# Task to complete
Wherever the word "Белорусская" appears in a line, copy that line.

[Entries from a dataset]
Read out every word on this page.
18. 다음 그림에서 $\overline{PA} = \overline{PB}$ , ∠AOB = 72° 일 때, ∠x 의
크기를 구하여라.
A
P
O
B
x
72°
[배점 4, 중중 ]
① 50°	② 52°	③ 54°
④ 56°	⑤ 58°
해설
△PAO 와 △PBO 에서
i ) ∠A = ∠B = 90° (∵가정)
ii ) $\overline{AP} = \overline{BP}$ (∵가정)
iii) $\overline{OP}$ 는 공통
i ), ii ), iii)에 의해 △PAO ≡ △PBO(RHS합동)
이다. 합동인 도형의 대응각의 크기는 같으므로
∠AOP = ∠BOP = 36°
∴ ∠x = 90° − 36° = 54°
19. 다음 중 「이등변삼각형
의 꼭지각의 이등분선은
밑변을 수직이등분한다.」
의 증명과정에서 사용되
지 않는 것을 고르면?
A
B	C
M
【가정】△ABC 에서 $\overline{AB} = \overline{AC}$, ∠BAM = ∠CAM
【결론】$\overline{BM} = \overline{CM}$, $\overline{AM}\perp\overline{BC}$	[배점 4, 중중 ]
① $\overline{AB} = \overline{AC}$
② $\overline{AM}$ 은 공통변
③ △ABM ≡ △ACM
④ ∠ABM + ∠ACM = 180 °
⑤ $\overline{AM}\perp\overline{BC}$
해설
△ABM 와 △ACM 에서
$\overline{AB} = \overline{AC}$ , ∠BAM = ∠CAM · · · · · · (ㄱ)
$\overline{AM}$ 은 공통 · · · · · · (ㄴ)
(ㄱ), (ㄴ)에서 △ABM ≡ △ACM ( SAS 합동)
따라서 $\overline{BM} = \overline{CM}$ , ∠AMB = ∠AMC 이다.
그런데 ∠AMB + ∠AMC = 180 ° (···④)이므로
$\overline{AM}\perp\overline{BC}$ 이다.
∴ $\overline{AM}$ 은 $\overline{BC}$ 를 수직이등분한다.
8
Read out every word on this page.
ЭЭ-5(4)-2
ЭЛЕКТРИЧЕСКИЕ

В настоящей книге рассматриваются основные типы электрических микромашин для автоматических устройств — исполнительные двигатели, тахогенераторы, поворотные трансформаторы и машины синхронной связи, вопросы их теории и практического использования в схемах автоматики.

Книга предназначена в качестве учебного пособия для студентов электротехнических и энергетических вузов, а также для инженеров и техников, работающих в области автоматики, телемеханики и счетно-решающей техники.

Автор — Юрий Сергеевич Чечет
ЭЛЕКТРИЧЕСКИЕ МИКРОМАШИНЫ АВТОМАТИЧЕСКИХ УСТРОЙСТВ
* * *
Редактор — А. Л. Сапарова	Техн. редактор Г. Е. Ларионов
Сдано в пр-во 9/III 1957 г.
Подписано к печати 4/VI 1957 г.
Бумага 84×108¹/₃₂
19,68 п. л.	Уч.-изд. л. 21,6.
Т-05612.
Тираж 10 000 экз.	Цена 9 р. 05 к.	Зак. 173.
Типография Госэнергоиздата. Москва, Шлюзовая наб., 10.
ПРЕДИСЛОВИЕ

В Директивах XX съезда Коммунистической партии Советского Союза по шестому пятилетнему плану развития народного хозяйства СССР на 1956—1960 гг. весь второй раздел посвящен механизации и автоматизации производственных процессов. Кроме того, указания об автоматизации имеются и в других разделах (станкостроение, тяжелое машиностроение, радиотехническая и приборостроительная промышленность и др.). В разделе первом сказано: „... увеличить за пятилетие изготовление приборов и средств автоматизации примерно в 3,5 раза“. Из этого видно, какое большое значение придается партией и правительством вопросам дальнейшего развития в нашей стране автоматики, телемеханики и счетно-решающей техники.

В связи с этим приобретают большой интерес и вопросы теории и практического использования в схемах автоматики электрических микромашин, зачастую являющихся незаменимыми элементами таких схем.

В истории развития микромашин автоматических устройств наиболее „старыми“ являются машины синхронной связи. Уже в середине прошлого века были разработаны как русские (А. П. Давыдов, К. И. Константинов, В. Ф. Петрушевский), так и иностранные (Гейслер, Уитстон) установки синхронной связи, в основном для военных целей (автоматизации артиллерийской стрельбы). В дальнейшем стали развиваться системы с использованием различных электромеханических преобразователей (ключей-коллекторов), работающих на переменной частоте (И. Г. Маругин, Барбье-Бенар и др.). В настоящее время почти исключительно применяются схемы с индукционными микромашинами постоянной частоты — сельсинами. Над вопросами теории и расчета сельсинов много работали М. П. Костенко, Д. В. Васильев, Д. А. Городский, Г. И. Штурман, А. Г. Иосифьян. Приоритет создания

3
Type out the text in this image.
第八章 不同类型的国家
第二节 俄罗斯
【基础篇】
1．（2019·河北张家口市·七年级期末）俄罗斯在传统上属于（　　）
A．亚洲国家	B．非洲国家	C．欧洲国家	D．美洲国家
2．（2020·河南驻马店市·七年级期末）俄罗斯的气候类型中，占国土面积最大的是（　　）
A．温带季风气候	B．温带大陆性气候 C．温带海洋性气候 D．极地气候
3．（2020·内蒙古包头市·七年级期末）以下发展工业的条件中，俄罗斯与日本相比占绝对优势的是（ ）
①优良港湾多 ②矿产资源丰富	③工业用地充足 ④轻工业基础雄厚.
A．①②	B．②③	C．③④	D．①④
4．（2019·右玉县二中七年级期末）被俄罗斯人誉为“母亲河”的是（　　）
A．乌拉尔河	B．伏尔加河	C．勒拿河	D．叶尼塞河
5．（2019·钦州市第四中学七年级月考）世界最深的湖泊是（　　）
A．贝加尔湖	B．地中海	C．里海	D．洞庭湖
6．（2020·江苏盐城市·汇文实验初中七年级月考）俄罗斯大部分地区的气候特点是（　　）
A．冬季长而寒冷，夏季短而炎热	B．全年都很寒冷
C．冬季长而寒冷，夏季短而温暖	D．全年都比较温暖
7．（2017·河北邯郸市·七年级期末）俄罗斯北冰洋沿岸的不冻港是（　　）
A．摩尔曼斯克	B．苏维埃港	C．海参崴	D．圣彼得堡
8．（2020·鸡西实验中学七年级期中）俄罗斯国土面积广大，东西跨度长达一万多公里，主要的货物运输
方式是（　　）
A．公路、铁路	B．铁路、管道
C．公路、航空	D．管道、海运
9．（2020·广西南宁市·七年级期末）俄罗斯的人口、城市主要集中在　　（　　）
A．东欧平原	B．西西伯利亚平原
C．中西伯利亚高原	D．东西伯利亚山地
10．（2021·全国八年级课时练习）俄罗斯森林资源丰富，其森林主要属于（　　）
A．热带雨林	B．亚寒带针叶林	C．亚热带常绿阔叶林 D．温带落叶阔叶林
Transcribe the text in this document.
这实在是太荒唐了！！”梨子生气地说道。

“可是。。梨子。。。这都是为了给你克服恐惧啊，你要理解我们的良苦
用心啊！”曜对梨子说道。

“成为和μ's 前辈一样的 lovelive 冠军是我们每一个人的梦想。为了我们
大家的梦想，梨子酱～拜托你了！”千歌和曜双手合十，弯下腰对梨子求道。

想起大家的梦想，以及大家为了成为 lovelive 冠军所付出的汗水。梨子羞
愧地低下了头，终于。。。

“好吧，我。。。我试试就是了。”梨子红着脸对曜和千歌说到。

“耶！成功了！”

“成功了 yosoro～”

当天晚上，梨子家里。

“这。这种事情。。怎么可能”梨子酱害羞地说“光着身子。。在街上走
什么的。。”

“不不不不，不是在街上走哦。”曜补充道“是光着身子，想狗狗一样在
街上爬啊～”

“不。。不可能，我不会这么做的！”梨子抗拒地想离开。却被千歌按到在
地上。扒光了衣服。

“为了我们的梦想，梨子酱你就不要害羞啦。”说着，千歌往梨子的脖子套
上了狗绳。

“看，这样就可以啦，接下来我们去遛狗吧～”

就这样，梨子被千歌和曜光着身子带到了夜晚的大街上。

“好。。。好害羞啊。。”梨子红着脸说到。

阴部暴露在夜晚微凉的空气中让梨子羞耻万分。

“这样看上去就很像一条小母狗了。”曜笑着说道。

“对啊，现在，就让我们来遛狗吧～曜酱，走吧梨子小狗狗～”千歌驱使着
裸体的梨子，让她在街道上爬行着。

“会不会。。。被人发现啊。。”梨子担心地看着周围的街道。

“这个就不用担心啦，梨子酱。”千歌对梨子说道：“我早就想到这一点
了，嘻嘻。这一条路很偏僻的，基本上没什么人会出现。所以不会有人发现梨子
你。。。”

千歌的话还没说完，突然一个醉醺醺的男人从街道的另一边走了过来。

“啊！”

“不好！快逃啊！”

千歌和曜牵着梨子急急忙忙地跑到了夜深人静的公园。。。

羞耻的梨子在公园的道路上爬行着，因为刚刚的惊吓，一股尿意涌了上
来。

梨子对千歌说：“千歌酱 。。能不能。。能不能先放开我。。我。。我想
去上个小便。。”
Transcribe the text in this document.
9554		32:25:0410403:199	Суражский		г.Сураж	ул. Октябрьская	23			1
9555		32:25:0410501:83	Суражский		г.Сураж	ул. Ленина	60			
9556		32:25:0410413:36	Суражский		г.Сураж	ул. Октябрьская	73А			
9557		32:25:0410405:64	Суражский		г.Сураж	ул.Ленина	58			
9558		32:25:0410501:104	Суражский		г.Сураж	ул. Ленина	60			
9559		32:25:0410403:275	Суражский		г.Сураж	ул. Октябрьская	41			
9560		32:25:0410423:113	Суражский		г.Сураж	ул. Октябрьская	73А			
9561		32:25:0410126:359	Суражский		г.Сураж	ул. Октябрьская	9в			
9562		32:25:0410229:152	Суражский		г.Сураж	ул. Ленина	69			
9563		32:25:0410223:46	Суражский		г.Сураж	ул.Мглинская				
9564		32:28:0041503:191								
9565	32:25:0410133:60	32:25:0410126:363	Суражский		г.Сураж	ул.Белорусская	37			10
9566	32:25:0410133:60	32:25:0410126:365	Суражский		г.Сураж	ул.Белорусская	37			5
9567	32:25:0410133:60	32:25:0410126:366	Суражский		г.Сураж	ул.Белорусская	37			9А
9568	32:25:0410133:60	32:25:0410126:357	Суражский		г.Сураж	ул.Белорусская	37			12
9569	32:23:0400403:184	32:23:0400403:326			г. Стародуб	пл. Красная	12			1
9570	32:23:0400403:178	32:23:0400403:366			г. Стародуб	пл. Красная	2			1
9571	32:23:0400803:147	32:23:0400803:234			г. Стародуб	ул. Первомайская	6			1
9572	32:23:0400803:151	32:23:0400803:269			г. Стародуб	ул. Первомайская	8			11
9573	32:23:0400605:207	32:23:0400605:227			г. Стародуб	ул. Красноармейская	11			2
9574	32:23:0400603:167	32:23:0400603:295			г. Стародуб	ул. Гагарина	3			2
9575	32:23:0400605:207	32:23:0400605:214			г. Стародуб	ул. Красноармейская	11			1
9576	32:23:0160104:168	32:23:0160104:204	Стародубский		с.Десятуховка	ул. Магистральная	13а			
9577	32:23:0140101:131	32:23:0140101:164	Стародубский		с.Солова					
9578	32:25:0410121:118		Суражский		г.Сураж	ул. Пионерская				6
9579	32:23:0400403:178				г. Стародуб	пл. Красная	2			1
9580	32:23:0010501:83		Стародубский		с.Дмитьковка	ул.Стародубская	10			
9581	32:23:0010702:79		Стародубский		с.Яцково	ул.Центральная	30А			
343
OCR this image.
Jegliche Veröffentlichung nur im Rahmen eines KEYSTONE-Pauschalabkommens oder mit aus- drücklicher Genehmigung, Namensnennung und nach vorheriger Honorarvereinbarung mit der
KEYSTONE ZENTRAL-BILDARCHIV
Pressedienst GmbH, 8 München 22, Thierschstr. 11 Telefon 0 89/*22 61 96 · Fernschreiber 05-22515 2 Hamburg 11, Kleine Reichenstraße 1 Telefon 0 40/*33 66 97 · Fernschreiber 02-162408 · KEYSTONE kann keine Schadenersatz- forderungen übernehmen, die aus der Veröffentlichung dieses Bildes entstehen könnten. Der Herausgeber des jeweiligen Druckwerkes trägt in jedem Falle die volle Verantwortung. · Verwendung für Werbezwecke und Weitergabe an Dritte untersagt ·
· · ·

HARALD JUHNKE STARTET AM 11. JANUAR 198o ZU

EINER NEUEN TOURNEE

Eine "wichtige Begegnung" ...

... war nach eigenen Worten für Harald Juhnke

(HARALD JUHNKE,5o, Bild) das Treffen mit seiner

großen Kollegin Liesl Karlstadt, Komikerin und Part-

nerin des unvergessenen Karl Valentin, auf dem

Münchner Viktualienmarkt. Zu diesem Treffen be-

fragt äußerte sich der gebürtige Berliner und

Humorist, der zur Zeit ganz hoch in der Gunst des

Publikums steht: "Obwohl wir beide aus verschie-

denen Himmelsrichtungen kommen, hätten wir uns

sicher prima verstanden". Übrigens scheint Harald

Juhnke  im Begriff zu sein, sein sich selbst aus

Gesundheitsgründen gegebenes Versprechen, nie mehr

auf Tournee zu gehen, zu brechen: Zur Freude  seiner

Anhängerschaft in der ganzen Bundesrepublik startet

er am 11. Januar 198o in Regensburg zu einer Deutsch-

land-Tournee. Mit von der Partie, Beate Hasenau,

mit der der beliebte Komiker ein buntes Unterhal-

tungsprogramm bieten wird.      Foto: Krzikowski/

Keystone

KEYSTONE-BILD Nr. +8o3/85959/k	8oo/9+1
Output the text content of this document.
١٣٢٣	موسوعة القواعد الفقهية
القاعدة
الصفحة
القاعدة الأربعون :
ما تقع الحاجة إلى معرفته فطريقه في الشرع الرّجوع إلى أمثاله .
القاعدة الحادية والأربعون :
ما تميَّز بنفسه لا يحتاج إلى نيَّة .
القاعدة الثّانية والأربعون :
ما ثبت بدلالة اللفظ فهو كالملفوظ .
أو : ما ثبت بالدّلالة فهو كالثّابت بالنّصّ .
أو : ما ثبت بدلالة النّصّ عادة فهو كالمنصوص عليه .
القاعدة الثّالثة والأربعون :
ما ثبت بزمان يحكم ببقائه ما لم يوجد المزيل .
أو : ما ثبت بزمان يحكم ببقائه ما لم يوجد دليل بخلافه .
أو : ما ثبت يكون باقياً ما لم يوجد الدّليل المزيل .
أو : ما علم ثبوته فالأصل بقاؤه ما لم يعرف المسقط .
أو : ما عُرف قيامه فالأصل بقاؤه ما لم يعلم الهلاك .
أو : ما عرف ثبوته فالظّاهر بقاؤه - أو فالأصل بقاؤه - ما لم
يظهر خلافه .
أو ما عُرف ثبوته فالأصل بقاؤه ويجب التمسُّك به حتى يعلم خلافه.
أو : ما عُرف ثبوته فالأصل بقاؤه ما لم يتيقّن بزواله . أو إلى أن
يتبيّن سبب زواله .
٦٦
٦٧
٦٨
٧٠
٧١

# Exercise solution
9565	32:25:0410133:60	32:25:0410126:363	Суражский		г.Сураж	ул.Белорусская	37			10
9566	32:25:0410133:60	32:25:0410126:365	Суражский		г.Сураж	ул.Белорусская	37			5
9567	32:25:0410133:60	32:25:0410126:366	Суражский		г.Сураж	ул.Белорусская	37			9А
9568	32:25:0410133:60	32:25:0410126:357	Суражский		г.Сураж	ул.Белорусская	37			12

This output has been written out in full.